=== Trecho selecionado ===
#####

Região
"Queremos ajudar MS a sair do mapa como o mais violento contra indígenas"
A ministra Sonia Guajajara esteve em Campo Grande e falou sobre o processo demarcatório das terras indígenas e a busca da efetivação do modelo indenizatório.
Correio do Estado
18 de Novembro de 2023 - 09:55
A titular do Ministério dos Povos Indígenas (MPI), Sonia Guajajara, falou em entrevista exclusiva ao Correio do Estado que o MPI quer ajudar Mato Grosso do Sul a sair do mapa como um dos estados mais violentos contra os povos indígenas.
A ministra também falou sobre as conversas que sua pasta pretende estabelecer com prefeitos e governadores e sobre os processos demarcatórios de terras indígenas, que voltaram a ser estudados.
Sonia Guajajara esteve em Mato Grosso do Sul para prover a Caravana Participa, Parente!, durante a Grande Assembleia do Povo Terena, na Terra Indígena de Nioaque.
As indenizações e o diálogo com setores do agronegócio também foram abordados pela ministra, que enfatizou a busca do Ministério dos Povos Indígenas por chegar a um modelo indenizatório que cumpra o que foi definido pelo Supremo Tribunal Federal (STF) e não prejudique os indígenas e nem o setor privado.

#####

=== Material fornecido ===

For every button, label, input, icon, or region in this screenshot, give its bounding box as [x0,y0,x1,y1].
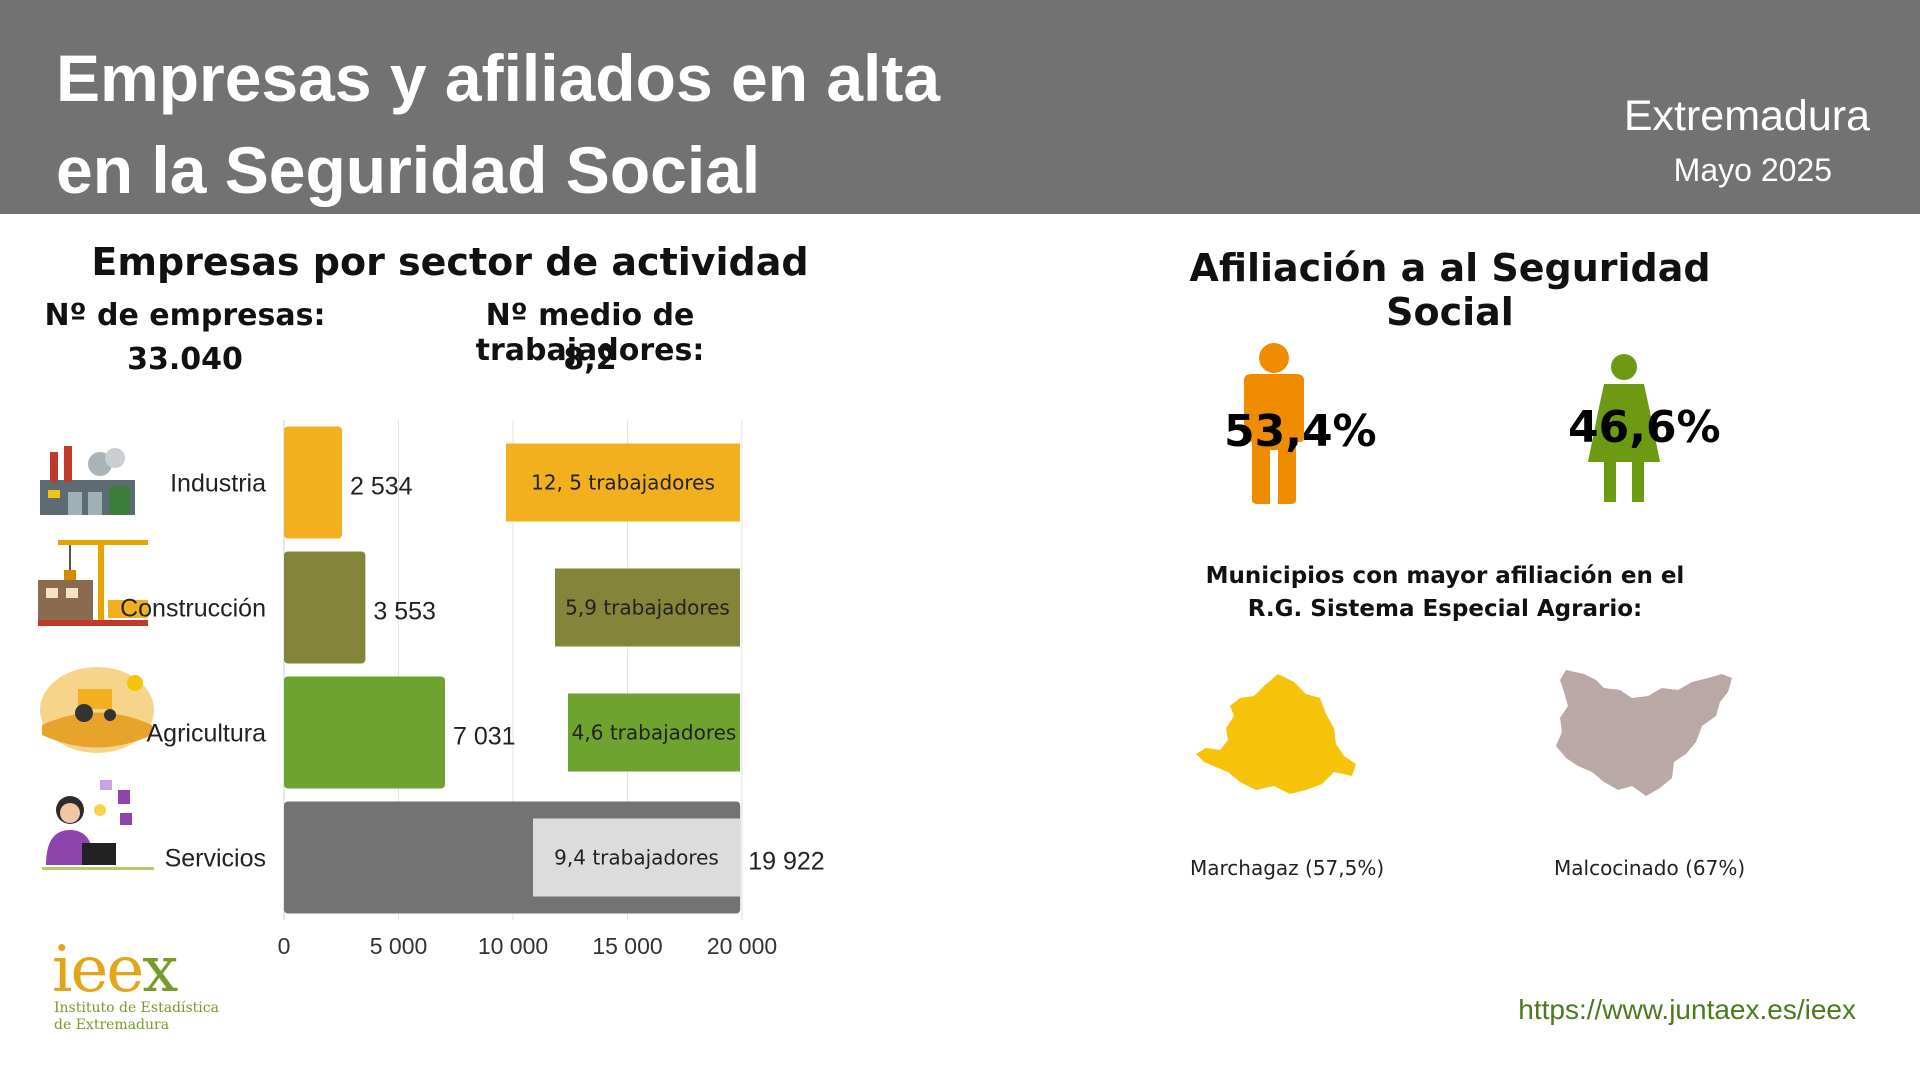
x-tick-label: 15 000 [592,933,662,959]
bar-agricultura [284,676,446,789]
x-tick-label: 5 000 [370,933,428,959]
companies-value: 33.040 [127,342,243,377]
woman-icon [1588,354,1660,502]
worker-box-label: 9,4 trabajadores [554,846,719,870]
worker-box-label: 12, 5 trabajadores [531,471,715,495]
value-label: 3 553 [373,598,436,626]
bar-industria [284,426,343,539]
x-axis-ticks: 0 5 000 10 000 15 000 20 000 [278,933,778,959]
page-title: Empresas y afiliados en alta en la Segur… [56,32,940,216]
period-label: Mayo 2025 [1673,152,1832,188]
ieex-logo: ieex [52,933,178,1007]
municipio-marchagaz-label: Marchagaz (57,5%) [1190,856,1385,880]
worker-box [506,443,740,522]
worker-box-label: 5,9 trabajadores [565,596,730,620]
category-labels: Industria Construcción Agricultura Servicio… [120,470,266,873]
logo-subtitle-line2: de Extremadura [54,1017,170,1033]
worker-boxes: 12, 5 trabajadores 5,9 trabajadores 4,6 tr… [506,443,740,897]
municipios-title-line2: R.G. Sistema Especial Agrario: [1247,596,1643,622]
bar-construcción [284,551,366,664]
men-percentage: 53,4% [1224,406,1377,457]
logo-subtitle-line1: Instituto de Estadística [54,1000,219,1016]
x-tick-label: 20 000 [707,933,777,959]
x-tick-label: 10 000 [478,933,548,959]
website-link[interactable]: https://www.juntaex.es/ieex [1518,994,1856,1025]
worker-box [555,568,740,647]
category-label: Industria [170,470,266,498]
man-icon [1244,343,1304,504]
worker-box [568,693,740,772]
companies-label: Nº de empresas: [44,298,326,333]
worker-box [533,818,740,897]
category-label: Construcción [120,595,266,623]
sector-icons [38,446,154,870]
crane-icon [38,540,148,626]
value-labels: 2 534 3 553 7 031 19 922 [350,473,825,876]
avg-workers-label: Nº medio de trabajadores: [475,298,705,368]
farm-tractor-icon [40,667,154,753]
value-label: 2 534 [350,473,413,501]
sector-section-title: Empresas por sector de actividad [91,240,809,284]
page-title-line1: Empresas y afiliados en alta [56,41,941,115]
worker-box-label: 4,6 trabajadores [572,721,737,745]
office-worker-icon [42,780,154,870]
category-label: Agricultura [147,720,267,748]
value-label: 19 922 [748,848,824,876]
category-label: Servicios [165,845,266,873]
women-percentage: 46,6% [1568,402,1721,453]
header-banner: Empresas y afiliados en alta en la Segur… [0,0,1920,214]
value-label: 7 031 [453,723,516,751]
affiliation-section-title: Afiliación a al Seguridad Social [1189,246,1711,334]
factory-icon [40,446,135,515]
region-label: Extremadura [1623,92,1870,140]
x-tick-label: 0 [278,933,291,959]
avg-workers-value: 8,2 [563,342,617,377]
badajoz-map-icon [1556,670,1732,796]
page-title-line2: en la Seguridad Social [56,133,761,207]
sector-bar-chart: Industria Construcción Agricultura Servicio… [38,420,825,959]
municipios-title: Municipios con mayor afiliación en el R.… [1180,560,1710,626]
municipio-malcocinado-label: Malcocinado (67%) [1554,856,1746,880]
caceres-map-icon [1196,674,1356,794]
municipios-title-line1: Municipios con mayor afiliación en el [1205,563,1685,589]
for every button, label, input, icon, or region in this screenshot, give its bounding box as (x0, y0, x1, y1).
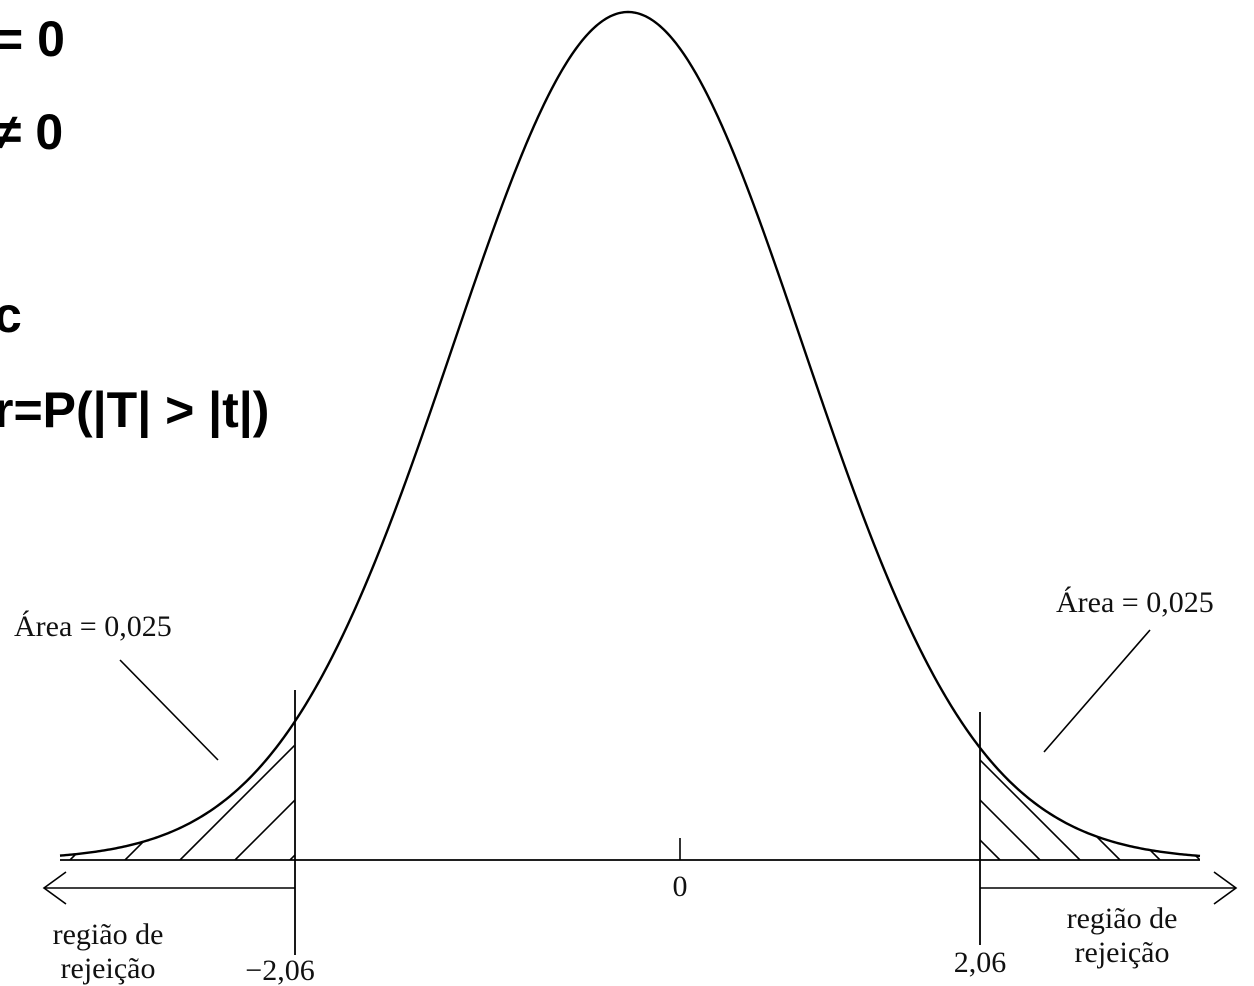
hatch-line (999, 747, 1200, 860)
rejection-left-label-line2: rejeição (61, 952, 156, 985)
hypothesis-null-fragment: = 0 (0, 11, 65, 67)
left-tail-hatch (69, 660, 710, 860)
hatch-line (980, 747, 1121, 860)
hatch-line (69, 722, 271, 860)
hatch-line (179, 722, 295, 860)
hatch-line (980, 747, 1041, 860)
hatch-line (400, 660, 600, 860)
p-value-formula: r=P(|T| > |t|) (0, 382, 270, 438)
text-fragment-c: c (0, 287, 22, 343)
rejection-right-label-line2: rejeição (1075, 936, 1170, 969)
hatch-line (1079, 747, 1200, 860)
hatch-line (234, 722, 295, 860)
hatch-line (345, 660, 545, 860)
center-label: 0 (673, 870, 688, 903)
hatch-line (1159, 747, 1200, 860)
area-left-pointer (119, 659, 219, 761)
hatch-line (510, 660, 710, 860)
rejection-right-label-line1: região de (1067, 902, 1178, 935)
rejection-left-label-line1: região de (53, 918, 164, 951)
hypothesis-alt-fragment: ≠ 0 (0, 104, 64, 160)
hatch-line (1119, 747, 1200, 860)
hatch-line (980, 747, 1001, 860)
hatch-line (1039, 747, 1200, 860)
density-curve (59, 10, 1201, 858)
right-rejection-arrow (980, 871, 1238, 905)
critical-value-left-label: −2,06 (245, 954, 314, 986)
area-right-pointer (1043, 629, 1151, 753)
hatch-line (980, 747, 1081, 860)
hatch-line (289, 722, 295, 860)
area-right-label: Área = 0,025 (1056, 586, 1214, 619)
area-left-label: Área = 0,025 (14, 610, 172, 643)
right-tail-hatch (980, 747, 1200, 860)
critical-value-right-label: 2,06 (954, 946, 1007, 979)
hatch-line (455, 660, 655, 860)
left-rejection-arrow (42, 871, 295, 905)
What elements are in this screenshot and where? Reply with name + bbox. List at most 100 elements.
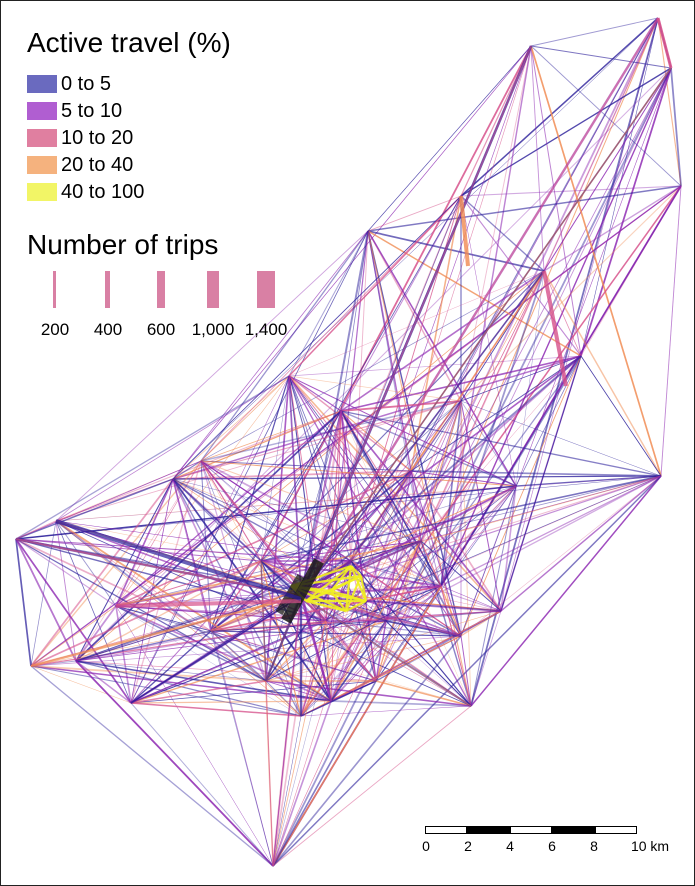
desire-line — [410, 470, 442, 587]
desire-line — [55, 520, 117, 607]
desire-line — [420, 270, 545, 542]
size-key-label: 400 — [93, 320, 123, 339]
desire-line — [130, 680, 377, 704]
desire-line — [300, 585, 442, 717]
desire-line — [272, 705, 472, 867]
scale-label: 6 — [548, 838, 556, 854]
desire-line — [288, 375, 502, 612]
desire-line — [15, 520, 57, 540]
desire-line — [130, 620, 387, 704]
desire-line — [210, 630, 267, 682]
desire-line — [55, 520, 132, 704]
desire-line — [657, 17, 682, 187]
desire-line — [15, 538, 77, 662]
desire-line — [300, 195, 462, 597]
desire-line — [15, 460, 202, 540]
desire-line — [172, 230, 369, 480]
desire-line — [440, 585, 462, 637]
desire-line — [15, 478, 174, 540]
desire-line — [260, 560, 377, 682]
desire-line — [367, 230, 545, 272]
desire-line — [55, 520, 77, 662]
desire-line — [460, 400, 662, 477]
scale-label: 4 — [506, 838, 514, 854]
desire-line — [300, 620, 387, 717]
desire-line — [172, 478, 442, 587]
desire-line — [30, 665, 132, 704]
desire-line — [660, 185, 682, 477]
desire-line — [115, 560, 262, 607]
desire-line — [115, 478, 174, 607]
desire-line — [15, 538, 32, 667]
desire-line — [210, 620, 327, 632]
desire-line — [375, 67, 672, 682]
desire-line — [530, 45, 582, 357]
desire-line — [288, 195, 462, 377]
desire-line — [300, 595, 472, 707]
desire-line — [340, 410, 412, 472]
size-key-label: 1,000 — [191, 320, 235, 339]
colour-legend-item: 20 to 40 — [27, 154, 133, 176]
desire-line — [410, 195, 462, 472]
desire-line — [15, 538, 262, 562]
desire-line — [55, 520, 262, 562]
desire-line — [210, 630, 462, 637]
desire-line — [272, 67, 672, 867]
desire-line — [515, 475, 662, 487]
desire-line — [55, 410, 342, 522]
desire-line — [130, 620, 327, 704]
desire-line — [410, 470, 422, 542]
desire-line — [300, 595, 377, 682]
desire-line — [367, 195, 462, 232]
desire-line — [300, 595, 502, 612]
desire-line — [115, 475, 662, 607]
scale-label: 8 — [590, 838, 598, 854]
legend-label: 5 to 10 — [61, 99, 123, 122]
desire-line — [265, 610, 502, 682]
desire-line — [367, 45, 532, 232]
desire-line — [300, 270, 545, 717]
desire-line — [460, 400, 472, 707]
desire-line — [115, 605, 132, 704]
desire-line — [460, 195, 517, 487]
desire-line — [340, 195, 462, 412]
desire-line — [75, 660, 132, 704]
desire-line — [265, 620, 387, 682]
legend-swatch — [27, 183, 57, 201]
desire-line — [420, 355, 582, 542]
desire-line — [470, 485, 517, 707]
legend-label: 0 to 5 — [61, 72, 112, 95]
desire-line — [530, 45, 662, 477]
desire-line — [350, 400, 462, 562]
desire-line — [420, 67, 672, 542]
desire-line — [265, 485, 517, 682]
desire-line — [115, 605, 267, 682]
desire-line — [75, 660, 302, 717]
desire-line — [288, 375, 302, 597]
desire-line — [340, 400, 462, 412]
desire-line — [530, 45, 672, 69]
desire-line — [15, 538, 212, 632]
desire-line — [210, 630, 302, 717]
desire-line — [420, 540, 502, 612]
desire-line — [281, 558, 324, 624]
desire-line — [30, 478, 174, 667]
desire-line — [55, 520, 212, 632]
desire-line — [299, 595, 333, 702]
desire-line — [115, 540, 422, 607]
desire-line — [325, 620, 472, 707]
desire-line — [30, 595, 302, 667]
desire-line — [172, 478, 332, 702]
desire-line — [340, 410, 472, 707]
desire-line — [340, 270, 545, 412]
desire-line — [265, 680, 332, 702]
desire-line — [460, 485, 517, 637]
desire-line — [272, 595, 302, 867]
desire-line — [260, 560, 332, 702]
desire-line — [115, 605, 387, 622]
desire-line — [55, 519, 302, 601]
desire-line — [330, 400, 462, 702]
scale-label: 10 km — [630, 838, 670, 854]
desire-line — [470, 475, 662, 707]
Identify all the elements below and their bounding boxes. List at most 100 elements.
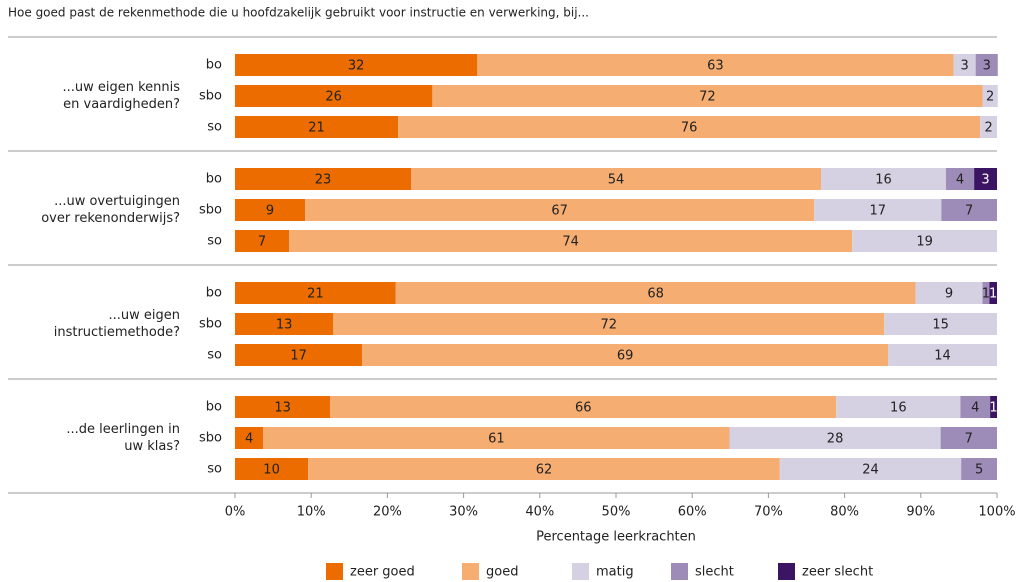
bar-segment xyxy=(235,230,290,252)
bar-segment xyxy=(235,85,433,107)
category-label: bo xyxy=(206,172,222,187)
bar-segment xyxy=(477,54,954,76)
bar-segment xyxy=(945,168,975,190)
bar-segment xyxy=(990,396,997,418)
value-label: 72 xyxy=(600,318,617,333)
value-label: 13 xyxy=(274,401,291,416)
group-label: ...uw overtuigingen xyxy=(54,194,180,209)
bar-segment xyxy=(884,313,997,335)
value-label: 9 xyxy=(945,287,953,302)
bar-segment xyxy=(333,313,885,335)
x-tick-label: 20% xyxy=(373,505,402,520)
bar-segment xyxy=(940,427,997,449)
bar-segment xyxy=(960,396,991,418)
legend-label: slecht xyxy=(695,565,734,580)
value-label: 23 xyxy=(315,173,332,188)
bar-segment xyxy=(729,427,941,449)
value-label: 76 xyxy=(681,121,698,136)
bar-segment xyxy=(852,230,997,252)
bar-segment xyxy=(235,396,331,418)
bar-segment xyxy=(398,116,981,138)
legend-swatch xyxy=(462,563,479,580)
group-label: instructiemethode? xyxy=(54,325,180,340)
value-label: 17 xyxy=(290,349,307,364)
group-label: ...de leerlingen in xyxy=(66,422,180,437)
x-tick-label: 30% xyxy=(449,505,478,520)
x-tick-label: 100% xyxy=(978,505,1015,520)
value-label: 7 xyxy=(258,235,266,250)
x-tick-label: 90% xyxy=(906,505,935,520)
value-label: 2 xyxy=(986,90,994,105)
bar-segment xyxy=(235,54,478,76)
value-label: 54 xyxy=(608,173,625,188)
category-label: so xyxy=(207,462,222,477)
bar-segment xyxy=(235,344,363,366)
value-label: 7 xyxy=(965,432,973,447)
value-label: 13 xyxy=(276,318,293,333)
chart-title: Hoe goed past de rekenmethode die u hoof… xyxy=(8,6,589,20)
bar-segment xyxy=(779,458,962,480)
legend-swatch xyxy=(778,563,795,580)
x-tick-label: 60% xyxy=(678,505,707,520)
bar-segment xyxy=(982,85,998,107)
value-label: 67 xyxy=(551,204,568,219)
value-label: 2 xyxy=(984,121,992,136)
legend-swatch xyxy=(671,563,688,580)
bar-segment xyxy=(989,282,997,304)
legend-label: zeer slecht xyxy=(802,565,873,580)
category-label: sbo xyxy=(199,317,222,332)
legend-swatch xyxy=(572,563,589,580)
value-label: 4 xyxy=(956,173,964,188)
bar-segment xyxy=(330,396,837,418)
bar-segment xyxy=(235,116,399,138)
value-label: 1 xyxy=(982,287,990,302)
group-label: en vaardigheden? xyxy=(63,97,180,112)
value-label: 1 xyxy=(989,401,997,416)
legend-swatch xyxy=(326,563,343,580)
bar-segment xyxy=(362,344,889,366)
value-label: 62 xyxy=(536,463,553,478)
bar-segment xyxy=(836,396,961,418)
x-tick-label: 70% xyxy=(754,505,783,520)
bar-segment xyxy=(974,168,997,190)
bar-segment xyxy=(961,458,997,480)
x-tick-label: 50% xyxy=(602,505,631,520)
value-label: 24 xyxy=(862,463,879,478)
value-label: 4 xyxy=(245,432,253,447)
group-label: over rekenonderwijs? xyxy=(41,211,180,226)
bar-segment xyxy=(395,282,916,304)
value-label: 21 xyxy=(307,287,324,302)
category-label: bo xyxy=(206,400,222,415)
category-label: sbo xyxy=(199,89,222,104)
bar-segment xyxy=(235,199,306,221)
x-tick-label: 0% xyxy=(225,505,246,520)
value-label: 72 xyxy=(699,90,716,105)
value-label: 15 xyxy=(932,318,949,333)
value-label: 3 xyxy=(960,59,968,74)
bar-segment xyxy=(820,168,946,190)
group-label: uw klas? xyxy=(124,439,180,454)
value-label: 17 xyxy=(869,204,886,219)
value-label: 9 xyxy=(266,204,274,219)
x-axis-label: Percentage leerkrachten xyxy=(536,530,696,545)
value-label: 16 xyxy=(875,173,892,188)
category-label: bo xyxy=(206,286,222,301)
value-label: 21 xyxy=(308,121,325,136)
legend-label: matig xyxy=(596,565,634,580)
bar-segment xyxy=(289,230,853,252)
bar-segment xyxy=(941,199,997,221)
category-label: sbo xyxy=(199,203,222,218)
bar-segment xyxy=(432,85,983,107)
value-label: 16 xyxy=(890,401,907,416)
bar-segment xyxy=(305,199,815,221)
bar-segment xyxy=(235,282,396,304)
bar-segment xyxy=(953,54,976,76)
value-label: 63 xyxy=(707,59,724,74)
bar-segment xyxy=(982,282,990,304)
value-label: 26 xyxy=(325,90,342,105)
bar-segment xyxy=(980,116,997,138)
value-label: 28 xyxy=(827,432,844,447)
bar-segment xyxy=(814,199,942,221)
value-label: 10 xyxy=(263,463,280,478)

#####

=== Solicitações ===
1. Segundo a notícia sobre a visita da ministra Sonia Guajajara, em qual terra indígena ocorreu a Grande Assembleia do Povo Terena?
2. Reproduza o trecho da notícia sobre a visita da ministra que começa em "As indenizações e" e termina em "o setor privado.", trocando "setor privado" por "setor empresarial".

=== Respostas redigidas ===
1. Na Terra Indígena de Nioaque.

2.
As indenizações e o diálogo com setores do agronegócio também foram abordados pela ministra, que enfatizou a busca do Ministério dos Povos Indígenas por chegar a um modelo indenizatório que cumpra o que foi definido pelo Supremo Tribunal Federal (STF) e não prejudique os indígenas e nem o setor empresarial.